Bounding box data
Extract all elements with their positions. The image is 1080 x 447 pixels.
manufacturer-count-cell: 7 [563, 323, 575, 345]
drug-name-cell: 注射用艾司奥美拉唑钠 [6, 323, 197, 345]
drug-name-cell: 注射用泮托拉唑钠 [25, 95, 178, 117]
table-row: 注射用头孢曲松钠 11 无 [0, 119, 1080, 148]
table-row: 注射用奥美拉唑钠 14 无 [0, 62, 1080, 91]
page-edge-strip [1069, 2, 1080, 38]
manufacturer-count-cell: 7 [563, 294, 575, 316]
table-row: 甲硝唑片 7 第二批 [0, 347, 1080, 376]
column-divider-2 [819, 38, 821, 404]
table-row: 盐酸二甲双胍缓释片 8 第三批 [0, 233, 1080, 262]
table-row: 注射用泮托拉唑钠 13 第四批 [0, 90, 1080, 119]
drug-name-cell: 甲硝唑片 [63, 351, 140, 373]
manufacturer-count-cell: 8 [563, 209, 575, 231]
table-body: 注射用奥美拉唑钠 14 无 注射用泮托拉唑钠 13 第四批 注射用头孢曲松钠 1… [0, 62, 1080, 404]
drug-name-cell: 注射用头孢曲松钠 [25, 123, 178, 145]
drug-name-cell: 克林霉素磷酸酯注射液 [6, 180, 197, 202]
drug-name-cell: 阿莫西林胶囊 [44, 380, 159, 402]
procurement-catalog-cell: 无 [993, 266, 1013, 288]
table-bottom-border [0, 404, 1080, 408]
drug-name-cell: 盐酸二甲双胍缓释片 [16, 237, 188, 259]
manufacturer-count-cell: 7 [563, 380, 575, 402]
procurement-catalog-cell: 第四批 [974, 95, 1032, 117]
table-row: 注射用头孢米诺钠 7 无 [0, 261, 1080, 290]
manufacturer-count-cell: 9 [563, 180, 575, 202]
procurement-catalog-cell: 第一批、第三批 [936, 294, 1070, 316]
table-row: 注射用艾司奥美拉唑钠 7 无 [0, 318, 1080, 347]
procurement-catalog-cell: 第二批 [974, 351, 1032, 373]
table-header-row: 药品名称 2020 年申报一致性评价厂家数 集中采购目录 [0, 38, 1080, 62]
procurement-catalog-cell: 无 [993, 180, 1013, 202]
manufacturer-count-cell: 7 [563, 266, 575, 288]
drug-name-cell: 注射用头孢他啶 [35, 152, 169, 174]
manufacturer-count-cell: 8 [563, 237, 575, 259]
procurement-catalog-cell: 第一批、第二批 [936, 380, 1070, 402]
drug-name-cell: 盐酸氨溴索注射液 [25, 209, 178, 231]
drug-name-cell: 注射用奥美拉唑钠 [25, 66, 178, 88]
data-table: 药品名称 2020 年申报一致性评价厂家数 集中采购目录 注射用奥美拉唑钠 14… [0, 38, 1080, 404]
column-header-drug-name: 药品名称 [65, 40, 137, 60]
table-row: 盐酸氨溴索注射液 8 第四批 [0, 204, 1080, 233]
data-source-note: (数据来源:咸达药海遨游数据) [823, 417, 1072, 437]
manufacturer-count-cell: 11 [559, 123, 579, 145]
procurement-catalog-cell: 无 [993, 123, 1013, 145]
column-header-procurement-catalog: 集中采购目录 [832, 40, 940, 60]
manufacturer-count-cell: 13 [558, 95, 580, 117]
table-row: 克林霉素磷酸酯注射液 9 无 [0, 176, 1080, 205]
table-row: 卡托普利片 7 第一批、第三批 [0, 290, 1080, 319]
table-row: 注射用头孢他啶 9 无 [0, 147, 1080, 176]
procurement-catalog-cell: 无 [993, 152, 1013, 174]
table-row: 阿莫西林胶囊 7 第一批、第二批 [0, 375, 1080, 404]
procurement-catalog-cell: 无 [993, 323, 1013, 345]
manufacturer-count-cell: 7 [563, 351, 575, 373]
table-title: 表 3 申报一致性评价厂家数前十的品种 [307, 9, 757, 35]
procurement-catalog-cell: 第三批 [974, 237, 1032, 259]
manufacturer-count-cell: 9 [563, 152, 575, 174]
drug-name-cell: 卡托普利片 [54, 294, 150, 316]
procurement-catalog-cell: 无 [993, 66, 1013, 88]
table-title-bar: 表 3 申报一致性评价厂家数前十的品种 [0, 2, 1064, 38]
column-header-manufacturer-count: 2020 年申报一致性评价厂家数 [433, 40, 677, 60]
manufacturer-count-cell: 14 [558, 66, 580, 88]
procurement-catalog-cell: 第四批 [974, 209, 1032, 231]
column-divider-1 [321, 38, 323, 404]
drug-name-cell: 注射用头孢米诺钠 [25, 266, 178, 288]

§ Aim
Lay out the data above as a numbered list, one entry per line, with no blank lines.

§ Exercise response
1. Extract all elements with their positions. The image is 1080 x 447 pixels.
2. manufacturer-count-cell: 7 [563, 323, 575, 345]
3. drug-name-cell: 注射用艾司奥美拉唑钠 [6, 323, 197, 345]
4. drug-name-cell: 注射用泮托拉唑钠 [25, 95, 178, 117]
5. table-row: 注射用头孢曲松钠 11 无 [0, 119, 1080, 148]
6. table-row: 注射用奥美拉唑钠 14 无 [0, 62, 1080, 91]
7. page-edge-strip [1069, 2, 1080, 38]
8. manufacturer-count-cell: 7 [563, 294, 575, 316]
9. table-row: 甲硝唑片 7 第二批 [0, 347, 1080, 376]
10. column-divider-2 [819, 38, 821, 404]
11. table-row: 盐酸二甲双胍缓释片 8 第三批 [0, 233, 1080, 262]
12. table-row: 注射用泮托拉唑钠 13 第四批 [0, 90, 1080, 119]
13. drug-name-cell: 甲硝唑片 [63, 351, 140, 373]
14. manufacturer-count-cell: 8 [563, 209, 575, 231]
15. table-body: 注射用奥美拉唑钠 14 无 注射用泮托拉唑钠 13 第四批 注射用头孢曲松钠 1… [0, 62, 1080, 404]
16. drug-name-cell: 注射用头孢曲松钠 [25, 123, 178, 145]
17. drug-name-cell: 克林霉素磷酸酯注射液 [6, 180, 197, 202]
18. drug-name-cell: 阿莫西林胶囊 [44, 380, 159, 402]
19. procurement-catalog-cell: 无 [993, 266, 1013, 288]
20. table-bottom-border [0, 404, 1080, 408]
21. drug-name-cell: 盐酸二甲双胍缓释片 [16, 237, 188, 259]
22. manufacturer-count-cell: 7 [563, 380, 575, 402]
23. procurement-catalog-cell: 第四批 [974, 95, 1032, 117]
24. table-row: 注射用头孢米诺钠 7 无 [0, 261, 1080, 290]
25. manufacturer-count-cell: 9 [563, 180, 575, 202]
26. procurement-catalog-cell: 第一批、第三批 [936, 294, 1070, 316]
27. table-row: 注射用艾司奥美拉唑钠 7 无 [0, 318, 1080, 347]
28. procurement-catalog-cell: 第二批 [974, 351, 1032, 373]
29. table-header-row: 药品名称 2020 年申报一致性评价厂家数 集中采购目录 [0, 38, 1080, 62]
30. procurement-catalog-cell: 无 [993, 180, 1013, 202]
31. manufacturer-count-cell: 7 [563, 266, 575, 288]
32. drug-name-cell: 注射用头孢他啶 [35, 152, 169, 174]
33. manufacturer-count-cell: 8 [563, 237, 575, 259]
34. procurement-catalog-cell: 第一批、第二批 [936, 380, 1070, 402]
35. drug-name-cell: 盐酸氨溴索注射液 [25, 209, 178, 231]
36. drug-name-cell: 注射用奥美拉唑钠 [25, 66, 178, 88]
37. data-table: 药品名称 2020 年申报一致性评价厂家数 集中采购目录 注射用奥美拉唑钠 14… [0, 38, 1080, 404]
38. column-header-drug-name: 药品名称 [65, 40, 137, 60]
39. table-row: 盐酸氨溴索注射液 8 第四批 [0, 204, 1080, 233]
40. data-source-note: (数据来源:咸达药海遨游数据) [823, 417, 1072, 437]
41. manufacturer-count-cell: 11 [559, 123, 579, 145]
42. procurement-catalog-cell: 无 [993, 123, 1013, 145]
43. column-header-procurement-catalog: 集中采购目录 [832, 40, 940, 60]
44. manufacturer-count-cell: 13 [558, 95, 580, 117]
45. table-row: 克林霉素磷酸酯注射液 9 无 [0, 176, 1080, 205]
46. table-row: 卡托普利片 7 第一批、第三批 [0, 290, 1080, 319]
47. table-row: 注射用头孢他啶 9 无 [0, 147, 1080, 176]
48. procurement-catalog-cell: 无 [993, 152, 1013, 174]
49. table-row: 阿莫西林胶囊 7 第一批、第二批 [0, 375, 1080, 404]
50. procurement-catalog-cell: 无 [993, 323, 1013, 345]
51. manufacturer-count-cell: 7 [563, 351, 575, 373]
52. table-title: 表 3 申报一致性评价厂家数前十的品种 [307, 9, 757, 35]
53. procurement-catalog-cell: 第三批 [974, 237, 1032, 259]
54. manufacturer-count-cell: 9 [563, 152, 575, 174]
55. drug-name-cell: 卡托普利片 [54, 294, 150, 316]
56. procurement-catalog-cell: 无 [993, 66, 1013, 88]
57. table-title-bar: 表 3 申报一致性评价厂家数前十的品种 [0, 2, 1064, 38]
58. column-header-manufacturer-count: 2020 年申报一致性评价厂家数 [433, 40, 677, 60]
59. manufacturer-count-cell: 14 [558, 66, 580, 88]
60. procurement-catalog-cell: 第四批 [974, 209, 1032, 231]
61. column-divider-1 [321, 38, 323, 404]
62. drug-name-cell: 注射用头孢米诺钠 [25, 266, 178, 288]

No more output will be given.